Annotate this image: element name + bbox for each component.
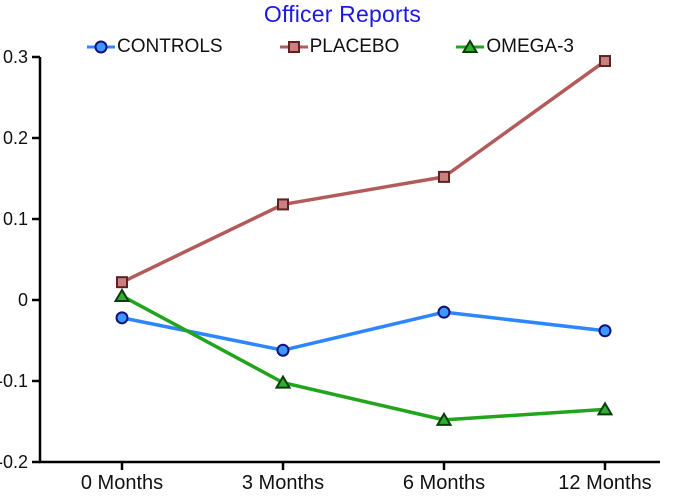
legend-label-omega-3: OMEGA-3 [486, 36, 574, 57]
series-line-controls [120, 310, 607, 352]
y-tick-label: 0 [18, 290, 28, 310]
placebo-legend-marker-icon [279, 41, 308, 53]
series-markers-placebo [116, 55, 611, 289]
controls-legend-marker-icon [87, 40, 115, 54]
x-tick-label: 12 Months [558, 472, 651, 494]
legend-item-controls: CONTROLS [86, 36, 223, 58]
series-line-omega-3 [120, 294, 607, 422]
x-tick-label: 3 Months [242, 472, 324, 494]
y-tick-label: 0.2 [3, 128, 28, 148]
axes [38, 57, 660, 464]
chart-title: Officer Reports [263, 1, 422, 27]
legend-label-placebo: PLACEBO [309, 36, 400, 57]
x-tick-label: 0 Months [81, 472, 163, 494]
series-markers-omega-3 [113, 287, 614, 426]
y-tick-label: -0.1 [0, 371, 28, 391]
y-axis-ticks: -0.2 -0.1 0 0.1 0.2 0.3 [0, 47, 40, 472]
y-tick-label: -0.2 [0, 452, 28, 472]
legend-item-omega-3: OMEGA-3 [455, 36, 574, 58]
y-tick-label: 0.3 [3, 47, 28, 67]
omega-3-legend-marker-icon [456, 39, 485, 53]
y-tick-label: 0.1 [3, 209, 28, 229]
legend-item-placebo: PLACEBO [279, 36, 400, 58]
chart-legend: CONTROLS PLACEBO OMEGA-3 [86, 36, 574, 58]
legend-label-controls: CONTROLS [117, 36, 223, 57]
series-markers-controls [115, 305, 612, 357]
x-tick-label: 6 Months [403, 472, 485, 494]
x-axis-ticks: 0 Months 3 Months 6 Months 12 Months [81, 462, 652, 494]
series-line-placebo [120, 59, 607, 284]
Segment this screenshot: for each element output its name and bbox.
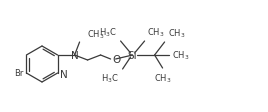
Text: Si: Si: [128, 51, 137, 60]
Text: CH$_3$: CH$_3$: [168, 27, 185, 40]
Text: CH$_3$: CH$_3$: [154, 72, 171, 85]
Text: CH$_3$: CH$_3$: [87, 28, 104, 41]
Text: CH$_3$: CH$_3$: [147, 26, 164, 39]
Text: H$_3$C: H$_3$C: [101, 72, 118, 85]
Text: CH$_3$: CH$_3$: [172, 49, 189, 62]
Text: N: N: [60, 69, 68, 79]
Text: Br: Br: [14, 69, 23, 78]
Text: H$_3$C: H$_3$C: [99, 26, 117, 39]
Text: N: N: [71, 51, 79, 60]
Text: O: O: [113, 55, 121, 64]
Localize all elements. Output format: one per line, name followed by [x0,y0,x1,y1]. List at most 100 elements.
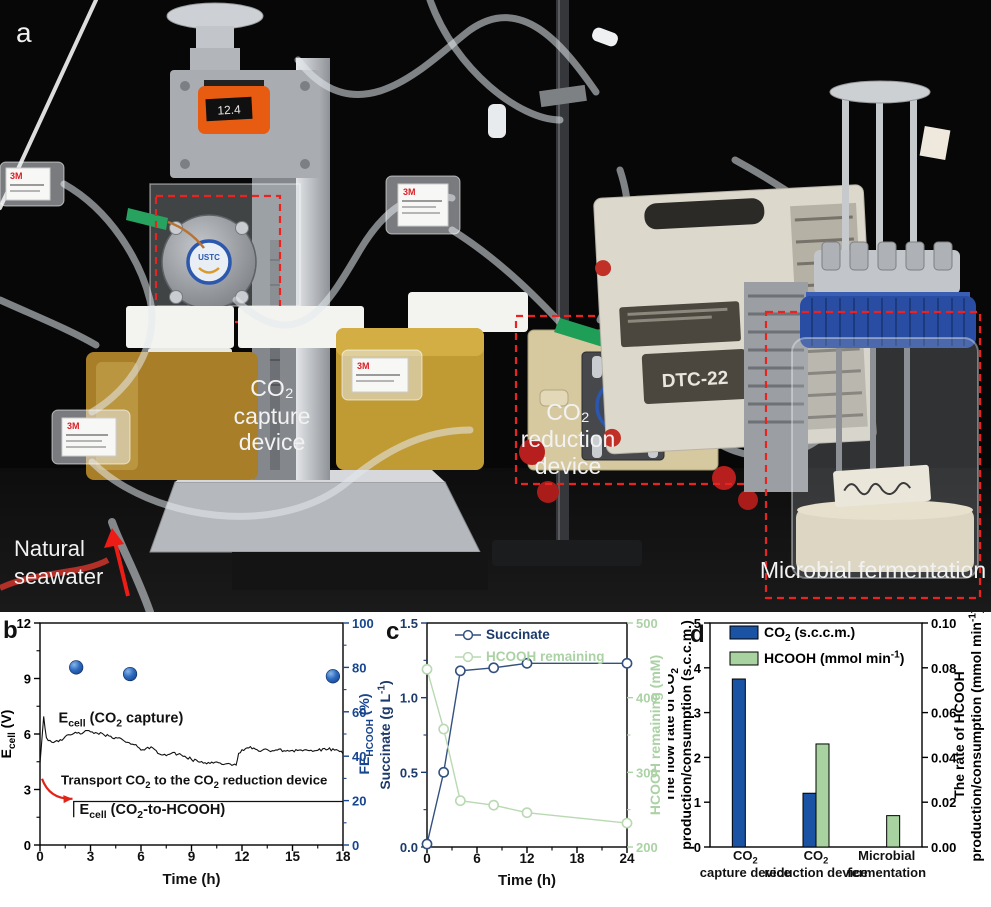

........

Rewrite all the entries above, changing every "bbox" to "bounding box" and keeping everything else the same. Leave out the pictures.

RESPONSE TO THE TASK →
Annotate this image: element name + bounding box for each component.
legend-label-omega-3: OMEGA-3 [486, 36, 574, 57]
series-line-controls [120, 310, 607, 352]
y-tick-label: 0 [18, 290, 28, 310]
placebo-legend-marker-icon [279, 41, 308, 53]
series-markers-placebo [116, 55, 611, 289]
controls-legend-marker-icon [87, 40, 115, 54]
x-tick-label: 12 Months [558, 472, 651, 494]
legend-item-controls: CONTROLS [86, 36, 223, 58]
series-line-omega-3 [120, 294, 607, 422]
x-tick-label: 3 Months [242, 472, 324, 494]
y-tick-label: 0.2 [3, 128, 28, 148]
axes [38, 57, 660, 464]
chart-title: Officer Reports [263, 1, 422, 27]
legend-label-placebo: PLACEBO [309, 36, 400, 57]
x-tick-label: 0 Months [81, 472, 163, 494]
series-markers-omega-3 [113, 287, 614, 426]
y-tick-label: -0.1 [0, 371, 28, 391]
y-axis-ticks: -0.2 -0.1 0 0.1 0.2 0.3 [0, 47, 40, 472]
y-tick-label: -0.2 [0, 452, 28, 472]
legend-item-omega-3: OMEGA-3 [455, 36, 574, 58]
y-tick-label: 0.3 [3, 47, 28, 67]
omega-3-legend-marker-icon [456, 39, 485, 53]
y-tick-label: 0.1 [3, 209, 28, 229]
legend-item-placebo: PLACEBO [279, 36, 400, 58]
chart-legend: CONTROLS PLACEBO OMEGA-3 [86, 36, 574, 58]
legend-label-controls: CONTROLS [117, 36, 223, 57]
series-markers-controls [115, 305, 612, 357]
x-tick-label: 6 Months [403, 472, 485, 494]
x-axis-ticks: 0 Months 3 Months 6 Months 12 Months [81, 462, 652, 494]
series-line-placebo [120, 59, 607, 284]
Segment this screenshot: for each element output its name and bounding box.
Text: Si: Si: [128, 51, 137, 60]
Text: CH$_3$: CH$_3$: [168, 27, 185, 40]
Text: CH$_3$: CH$_3$: [154, 72, 171, 85]
Text: CH$_3$: CH$_3$: [87, 28, 104, 41]
Text: CH$_3$: CH$_3$: [147, 26, 164, 39]
Text: H$_3$C: H$_3$C: [101, 72, 118, 85]
Text: CH$_3$: CH$_3$: [172, 49, 189, 62]
Text: N: N: [60, 69, 68, 79]
Text: Br: Br: [14, 69, 23, 78]
Text: H$_3$C: H$_3$C: [99, 26, 117, 39]
Text: N: N: [71, 51, 79, 60]
Text: O: O: [113, 55, 121, 64]
Localize all elements. Output format: one per line, name followed by [x0,y0,x1,y1]. List at most 100 elements.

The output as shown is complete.